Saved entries
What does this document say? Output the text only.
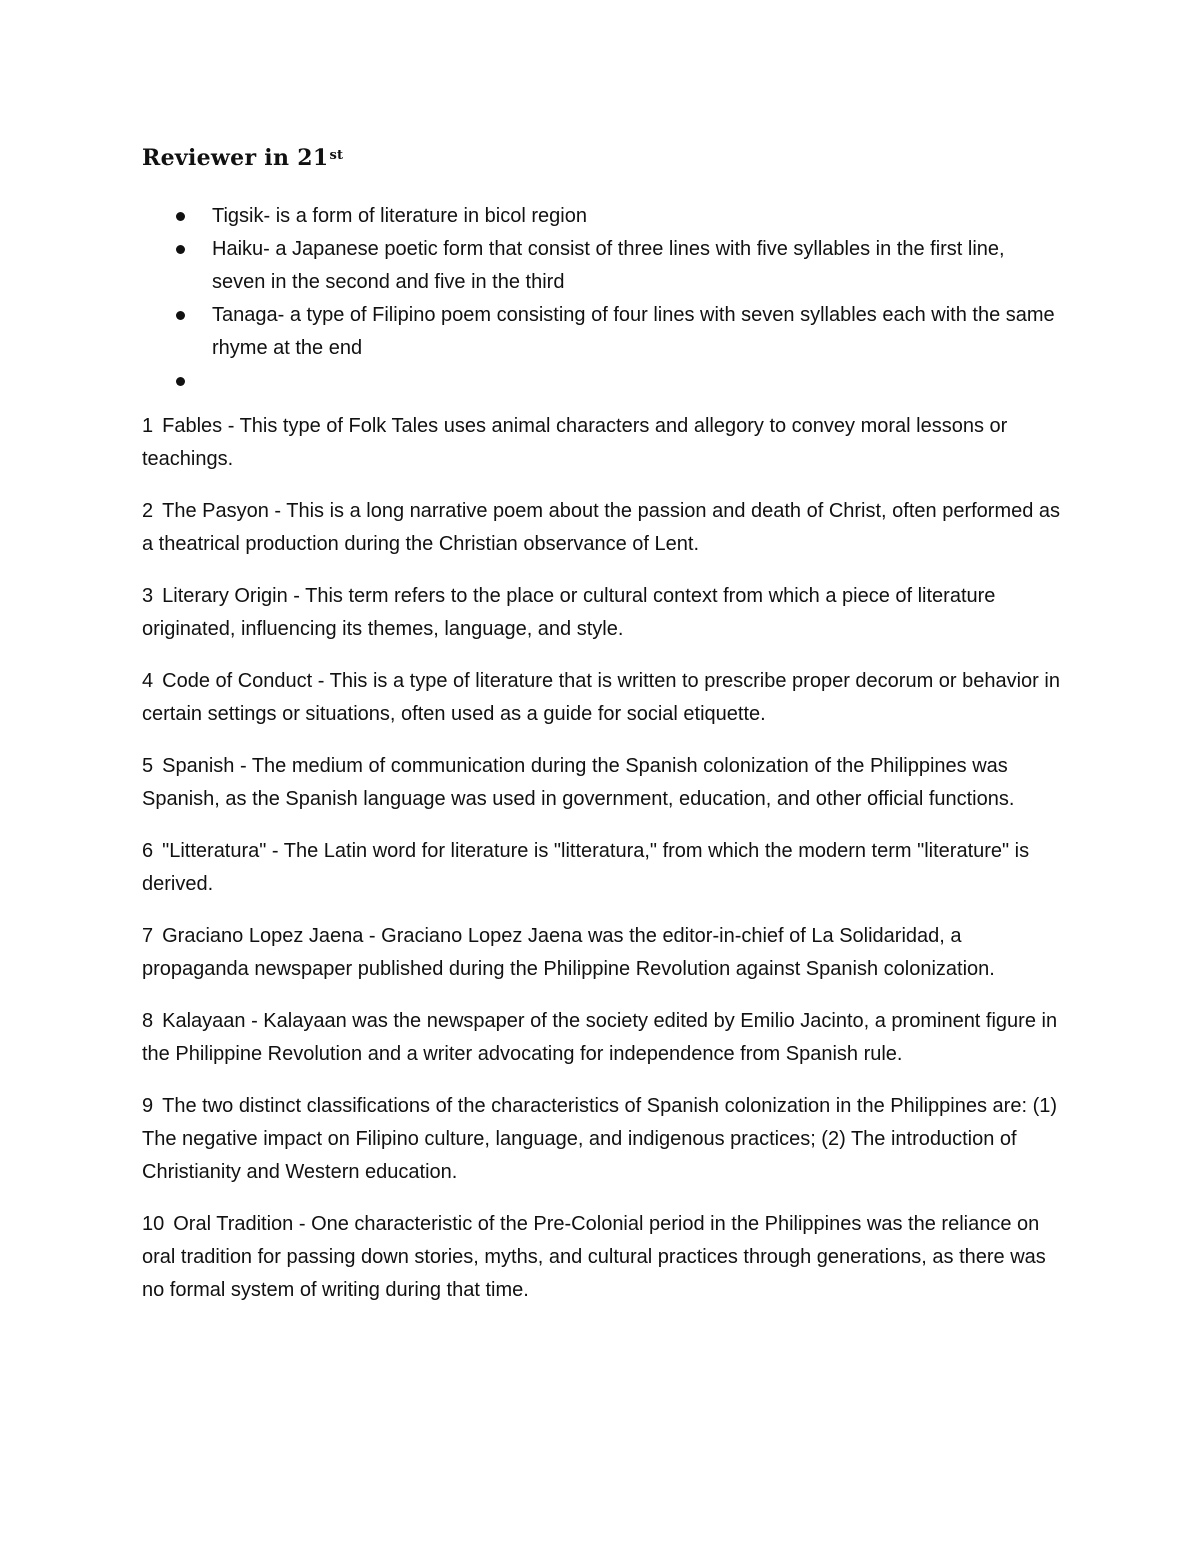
Reviewer in 21st
Tigsik- is a form of literature in bicol region
Haiku- a Japanese poetic form that consist of three lines with five syllables in the first line, seven in the second and five in the third
Tanaga- a type of Filipino poem consisting of four lines with seven syllables each with the same rhyme at the end

1 Fables - This type of Folk Tales uses animal characters and allegory to convey moral lessons or teachings.

2 The Pasyon - This is a long narrative poem about the passion and death of Christ, often performed as a theatrical production during the Christian observance of Lent.

3 Literary Origin - This term refers to the place or cultural context from which a piece of literature originated, influencing its themes, language, and style.

4 Code of Conduct - This is a type of literature that is written to prescribe proper decorum or behavior in certain settings or situations, often used as a guide for social etiquette.

5 Spanish - The medium of communication during the Spanish colonization of the Philippines was Spanish, as the Spanish language was used in government, education, and other official functions.

6 "Litteratura" - The Latin word for literature is "litteratura," from which the modern term "literature" is derived.

7 Graciano Lopez Jaena - Graciano Lopez Jaena was the editor-in-chief of La Solidaridad, a propaganda newspaper published during the Philippine Revolution against Spanish colonization.

8 Kalayaan - Kalayaan was the newspaper of the society edited by Emilio Jacinto, a prominent figure in the Philippine Revolution and a writer advocating for independence from Spanish rule.

9 The two distinct classifications of the characteristics of Spanish colonization in the Philippines are: (1) The negative impact on Filipino culture, language, and indigenous practices; (2) The introduction of Christianity and Western education.

10 Oral Tradition - One characteristic of the Pre-Colonial period in the Philippines was the reliance on oral tradition for passing down stories, myths, and cultural practices through generations, as there was no formal system of writing during that time.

Prompt
Copy the records word for word, leaving no picture in the copy.

Answer for this exercise
What does this document say? Output the text only.
Reviewer in 21st
Tigsik- is a form of literature in bicol region
Haiku- a Japanese poetic form that consist of three lines with five syllables in the first line, seven in the second and five in the third
Tanaga- a type of Filipino poem consisting of four lines with seven syllables each with the same rhyme at the end

1 Fables - This type of Folk Tales uses animal characters and allegory to convey moral lessons or teachings.

2 The Pasyon - This is a long narrative poem about the passion and death of Christ, often performed as a theatrical production during the Christian observance of Lent.

3 Literary Origin - This term refers to the place or cultural context from which a piece of literature originated, influencing its themes, language, and style.

4 Code of Conduct - This is a type of literature that is written to prescribe proper decorum or behavior in certain settings or situations, often used as a guide for social etiquette.

5 Spanish - The medium of communication during the Spanish colonization of the Philippines was Spanish, as the Spanish language was used in government, education, and other official functions.

6 "Litteratura" - The Latin word for literature is "litteratura," from which the modern term "literature" is derived.

7 Graciano Lopez Jaena - Graciano Lopez Jaena was the editor-in-chief of La Solidaridad, a propaganda newspaper published during the Philippine Revolution against Spanish colonization.

8 Kalayaan - Kalayaan was the newspaper of the society edited by Emilio Jacinto, a prominent figure in the Philippine Revolution and a writer advocating for independence from Spanish rule.

9 The two distinct classifications of the characteristics of Spanish colonization in the Philippines are: (1) The negative impact on Filipino culture, language, and indigenous practices; (2) The introduction of Christianity and Western education.

10 Oral Tradition - One characteristic of the Pre-Colonial period in the Philippines was the reliance on oral tradition for passing down stories, myths, and cultural practices through generations, as there was no formal system of writing during that time.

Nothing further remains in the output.